WHAT YOU HAVE TO DO – Locate the word "server" in the material, then show every line that holds it.

EXERCISE INPUT –
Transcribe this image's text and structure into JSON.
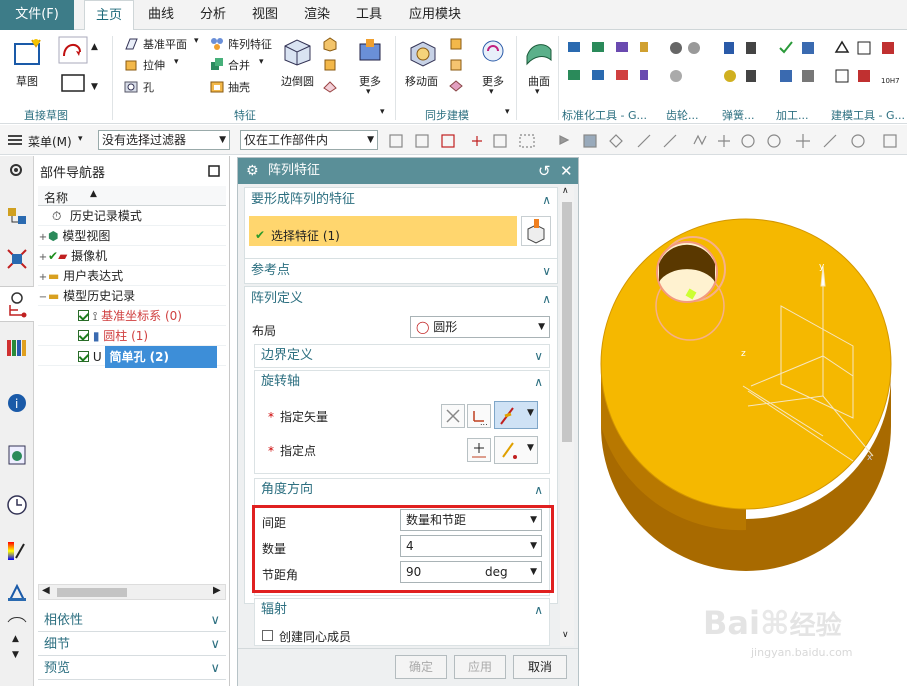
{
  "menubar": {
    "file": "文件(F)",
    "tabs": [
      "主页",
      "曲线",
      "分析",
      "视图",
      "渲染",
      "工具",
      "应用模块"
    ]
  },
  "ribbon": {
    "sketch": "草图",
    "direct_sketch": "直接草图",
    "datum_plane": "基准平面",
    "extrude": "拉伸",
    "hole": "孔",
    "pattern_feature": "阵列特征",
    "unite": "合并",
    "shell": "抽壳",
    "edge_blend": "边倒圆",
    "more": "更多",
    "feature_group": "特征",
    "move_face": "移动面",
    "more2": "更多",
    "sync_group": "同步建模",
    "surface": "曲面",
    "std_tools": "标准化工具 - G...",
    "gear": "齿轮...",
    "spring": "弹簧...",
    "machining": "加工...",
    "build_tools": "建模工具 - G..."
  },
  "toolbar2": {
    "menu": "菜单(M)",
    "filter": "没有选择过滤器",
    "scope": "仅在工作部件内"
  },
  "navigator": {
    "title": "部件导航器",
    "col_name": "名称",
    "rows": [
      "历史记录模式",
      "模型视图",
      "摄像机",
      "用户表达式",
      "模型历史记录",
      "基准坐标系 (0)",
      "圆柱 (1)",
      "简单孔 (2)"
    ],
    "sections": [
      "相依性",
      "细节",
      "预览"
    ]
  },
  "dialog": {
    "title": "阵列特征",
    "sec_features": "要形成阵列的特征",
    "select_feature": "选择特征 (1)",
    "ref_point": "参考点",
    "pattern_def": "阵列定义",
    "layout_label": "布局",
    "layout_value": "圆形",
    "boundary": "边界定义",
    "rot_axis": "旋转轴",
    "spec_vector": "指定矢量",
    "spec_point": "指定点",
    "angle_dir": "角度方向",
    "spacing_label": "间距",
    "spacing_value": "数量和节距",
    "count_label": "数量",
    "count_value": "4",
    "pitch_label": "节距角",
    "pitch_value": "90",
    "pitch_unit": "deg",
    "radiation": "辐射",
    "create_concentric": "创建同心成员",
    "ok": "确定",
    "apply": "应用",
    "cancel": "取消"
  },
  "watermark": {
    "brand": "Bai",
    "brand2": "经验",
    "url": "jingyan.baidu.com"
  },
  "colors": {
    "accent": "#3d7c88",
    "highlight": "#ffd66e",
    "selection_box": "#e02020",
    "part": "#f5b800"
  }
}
---
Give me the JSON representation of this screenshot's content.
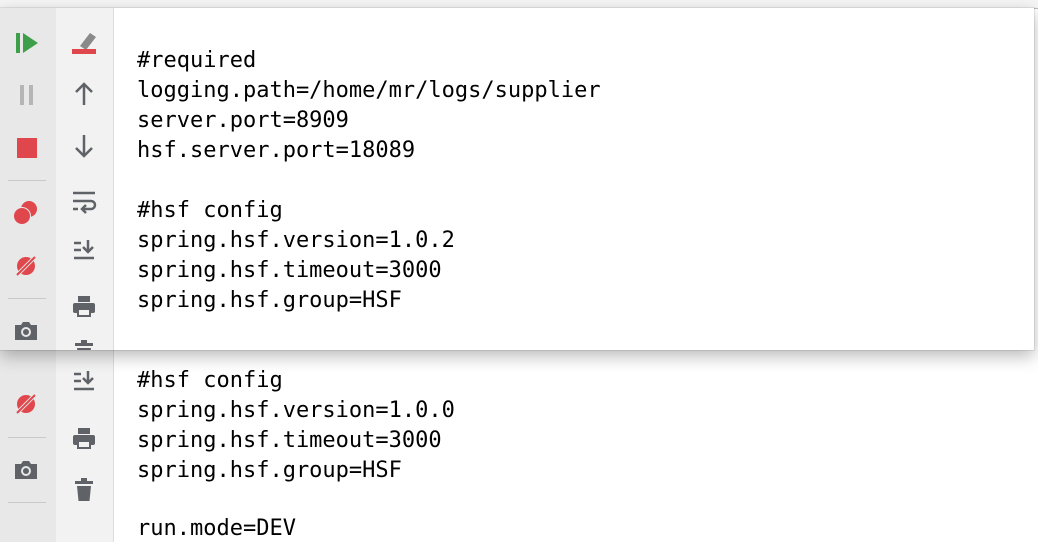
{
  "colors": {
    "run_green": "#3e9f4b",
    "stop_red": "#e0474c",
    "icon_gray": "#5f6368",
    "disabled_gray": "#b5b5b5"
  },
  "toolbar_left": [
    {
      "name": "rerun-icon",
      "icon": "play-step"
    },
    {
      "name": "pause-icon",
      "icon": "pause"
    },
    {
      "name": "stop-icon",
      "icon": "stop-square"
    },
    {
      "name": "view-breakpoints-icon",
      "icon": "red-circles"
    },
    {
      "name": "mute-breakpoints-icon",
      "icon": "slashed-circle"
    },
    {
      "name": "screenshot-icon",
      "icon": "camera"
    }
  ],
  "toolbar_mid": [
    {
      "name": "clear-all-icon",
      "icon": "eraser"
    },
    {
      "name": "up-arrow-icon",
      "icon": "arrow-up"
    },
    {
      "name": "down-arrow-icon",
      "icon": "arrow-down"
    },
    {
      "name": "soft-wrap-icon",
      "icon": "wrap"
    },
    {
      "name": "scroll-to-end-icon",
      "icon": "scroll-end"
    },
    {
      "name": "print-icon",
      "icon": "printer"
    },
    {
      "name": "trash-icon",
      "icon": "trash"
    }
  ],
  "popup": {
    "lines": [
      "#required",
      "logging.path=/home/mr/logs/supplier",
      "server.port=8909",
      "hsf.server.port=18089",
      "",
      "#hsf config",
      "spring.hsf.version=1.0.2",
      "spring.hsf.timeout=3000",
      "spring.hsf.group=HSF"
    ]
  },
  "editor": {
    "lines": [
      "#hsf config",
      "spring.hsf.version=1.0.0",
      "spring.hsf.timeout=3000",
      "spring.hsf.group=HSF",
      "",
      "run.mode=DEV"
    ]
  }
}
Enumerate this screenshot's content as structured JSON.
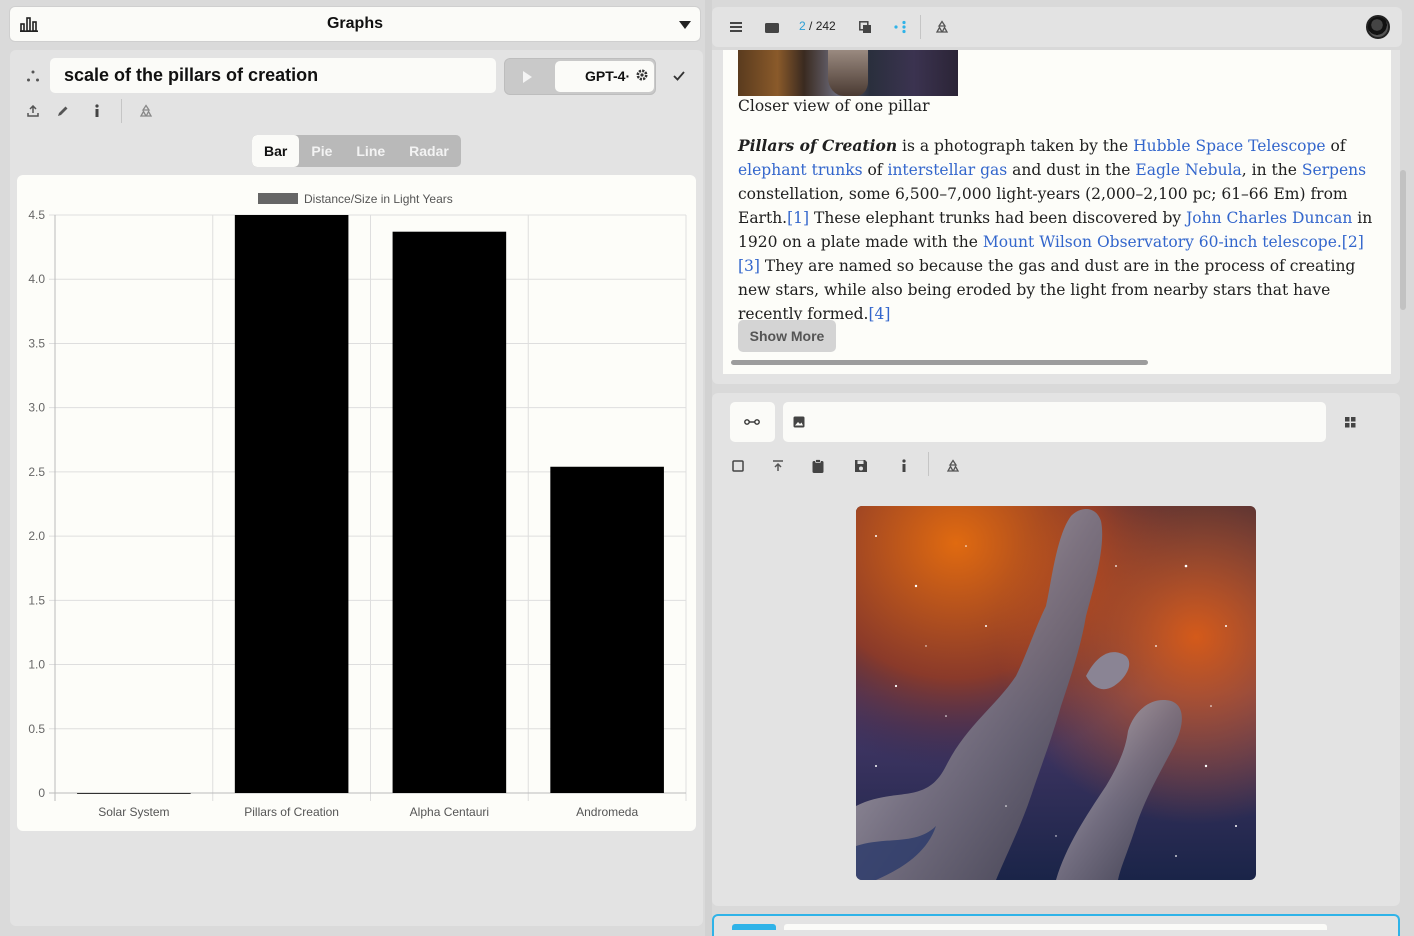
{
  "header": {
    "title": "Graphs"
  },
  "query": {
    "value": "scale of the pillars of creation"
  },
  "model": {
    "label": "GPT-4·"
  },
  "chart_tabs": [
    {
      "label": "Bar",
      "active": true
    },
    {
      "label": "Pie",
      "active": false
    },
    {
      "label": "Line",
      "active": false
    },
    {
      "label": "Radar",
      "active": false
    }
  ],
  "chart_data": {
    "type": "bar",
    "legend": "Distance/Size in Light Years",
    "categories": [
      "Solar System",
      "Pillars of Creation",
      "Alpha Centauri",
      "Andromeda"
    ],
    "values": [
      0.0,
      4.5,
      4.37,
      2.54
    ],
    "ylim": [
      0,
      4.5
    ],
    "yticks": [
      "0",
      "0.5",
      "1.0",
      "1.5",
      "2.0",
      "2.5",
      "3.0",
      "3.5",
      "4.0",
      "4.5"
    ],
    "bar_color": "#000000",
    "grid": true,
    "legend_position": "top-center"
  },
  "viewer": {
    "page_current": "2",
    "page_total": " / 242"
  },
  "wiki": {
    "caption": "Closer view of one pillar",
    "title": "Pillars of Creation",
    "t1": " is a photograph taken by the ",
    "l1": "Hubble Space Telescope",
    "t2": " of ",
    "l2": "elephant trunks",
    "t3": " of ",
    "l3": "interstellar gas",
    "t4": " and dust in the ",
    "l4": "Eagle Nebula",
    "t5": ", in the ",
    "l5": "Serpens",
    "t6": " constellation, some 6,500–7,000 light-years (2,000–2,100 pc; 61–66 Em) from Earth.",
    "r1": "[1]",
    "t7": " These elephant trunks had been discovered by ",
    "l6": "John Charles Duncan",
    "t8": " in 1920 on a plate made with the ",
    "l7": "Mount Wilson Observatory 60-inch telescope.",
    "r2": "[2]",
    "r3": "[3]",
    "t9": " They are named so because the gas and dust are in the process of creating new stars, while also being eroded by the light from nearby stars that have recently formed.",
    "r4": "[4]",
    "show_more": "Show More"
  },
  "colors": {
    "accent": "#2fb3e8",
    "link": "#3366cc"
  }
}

PROBLEM SOLUTION –
      "server.port=8909",
      "hsf.server.port=18089",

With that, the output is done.